## Exercise input
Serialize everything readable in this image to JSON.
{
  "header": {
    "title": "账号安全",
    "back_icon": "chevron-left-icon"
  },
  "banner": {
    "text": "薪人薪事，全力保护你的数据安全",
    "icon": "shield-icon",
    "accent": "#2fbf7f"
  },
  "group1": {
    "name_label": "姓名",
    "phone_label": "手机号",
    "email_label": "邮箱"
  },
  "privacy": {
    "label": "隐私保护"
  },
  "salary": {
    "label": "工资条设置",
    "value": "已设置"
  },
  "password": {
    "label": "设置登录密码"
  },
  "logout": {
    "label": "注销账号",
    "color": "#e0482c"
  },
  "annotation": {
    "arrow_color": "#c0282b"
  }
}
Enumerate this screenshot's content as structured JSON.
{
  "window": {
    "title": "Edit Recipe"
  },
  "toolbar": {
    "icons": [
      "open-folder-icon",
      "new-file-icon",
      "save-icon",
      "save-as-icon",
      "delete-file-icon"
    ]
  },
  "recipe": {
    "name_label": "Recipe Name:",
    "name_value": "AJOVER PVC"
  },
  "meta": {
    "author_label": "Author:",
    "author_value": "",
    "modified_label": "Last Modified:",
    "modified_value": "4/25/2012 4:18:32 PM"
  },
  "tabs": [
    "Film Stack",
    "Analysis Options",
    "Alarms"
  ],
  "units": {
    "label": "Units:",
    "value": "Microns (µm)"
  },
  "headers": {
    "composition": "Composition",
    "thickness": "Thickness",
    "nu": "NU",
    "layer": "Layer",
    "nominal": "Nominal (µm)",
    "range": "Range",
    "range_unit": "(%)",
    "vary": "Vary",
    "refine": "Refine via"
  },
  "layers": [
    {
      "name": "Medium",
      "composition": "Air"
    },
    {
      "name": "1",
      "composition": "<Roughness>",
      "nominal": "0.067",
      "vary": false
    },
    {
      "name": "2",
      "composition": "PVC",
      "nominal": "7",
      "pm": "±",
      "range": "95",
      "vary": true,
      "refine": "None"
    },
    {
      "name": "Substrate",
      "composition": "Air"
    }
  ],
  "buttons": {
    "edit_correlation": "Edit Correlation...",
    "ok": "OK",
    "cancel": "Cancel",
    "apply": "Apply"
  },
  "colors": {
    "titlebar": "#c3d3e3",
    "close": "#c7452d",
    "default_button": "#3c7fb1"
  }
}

## Request
Write out every entry above, word for word.

## Reply
Serialize everything readable in this image to JSON.
{
  "header": {
    "title": "账号安全",
    "back_icon": "chevron-left-icon"
  },
  "banner": {
    "text": "薪人薪事，全力保护你的数据安全",
    "icon": "shield-icon",
    "accent": "#2fbf7f"
  },
  "group1": {
    "name_label": "姓名",
    "phone_label": "手机号",
    "email_label": "邮箱"
  },
  "privacy": {
    "label": "隐私保护"
  },
  "salary": {
    "label": "工资条设置",
    "value": "已设置"
  },
  "password": {
    "label": "设置登录密码"
  },
  "logout": {
    "label": "注销账号",
    "color": "#e0482c"
  },
  "annotation": {
    "arrow_color": "#c0282b"
  }
}
Enumerate this screenshot's content as structured JSON.
{
  "window": {
    "title": "Edit Recipe"
  },
  "toolbar": {
    "icons": [
      "open-folder-icon",
      "new-file-icon",
      "save-icon",
      "save-as-icon",
      "delete-file-icon"
    ]
  },
  "recipe": {
    "name_label": "Recipe Name:",
    "name_value": "AJOVER PVC"
  },
  "meta": {
    "author_label": "Author:",
    "author_value": "",
    "modified_label": "Last Modified:",
    "modified_value": "4/25/2012 4:18:32 PM"
  },
  "tabs": [
    "Film Stack",
    "Analysis Options",
    "Alarms"
  ],
  "units": {
    "label": "Units:",
    "value": "Microns (µm)"
  },
  "headers": {
    "composition": "Composition",
    "thickness": "Thickness",
    "nu": "NU",
    "layer": "Layer",
    "nominal": "Nominal (µm)",
    "range": "Range",
    "range_unit": "(%)",
    "vary": "Vary",
    "refine": "Refine via"
  },
  "layers": [
    {
      "name": "Medium",
      "composition": "Air"
    },
    {
      "name": "1",
      "composition": "<Roughness>",
      "nominal": "0.067",
      "vary": false
    },
    {
      "name": "2",
      "composition": "PVC",
      "nominal": "7",
      "pm": "±",
      "range": "95",
      "vary": true,
      "refine": "None"
    },
    {
      "name": "Substrate",
      "composition": "Air"
    }
  ],
  "buttons": {
    "edit_correlation": "Edit Correlation...",
    "ok": "OK",
    "cancel": "Cancel",
    "apply": "Apply"
  },
  "colors": {
    "titlebar": "#c3d3e3",
    "close": "#c7452d",
    "default_button": "#3c7fb1"
  }
}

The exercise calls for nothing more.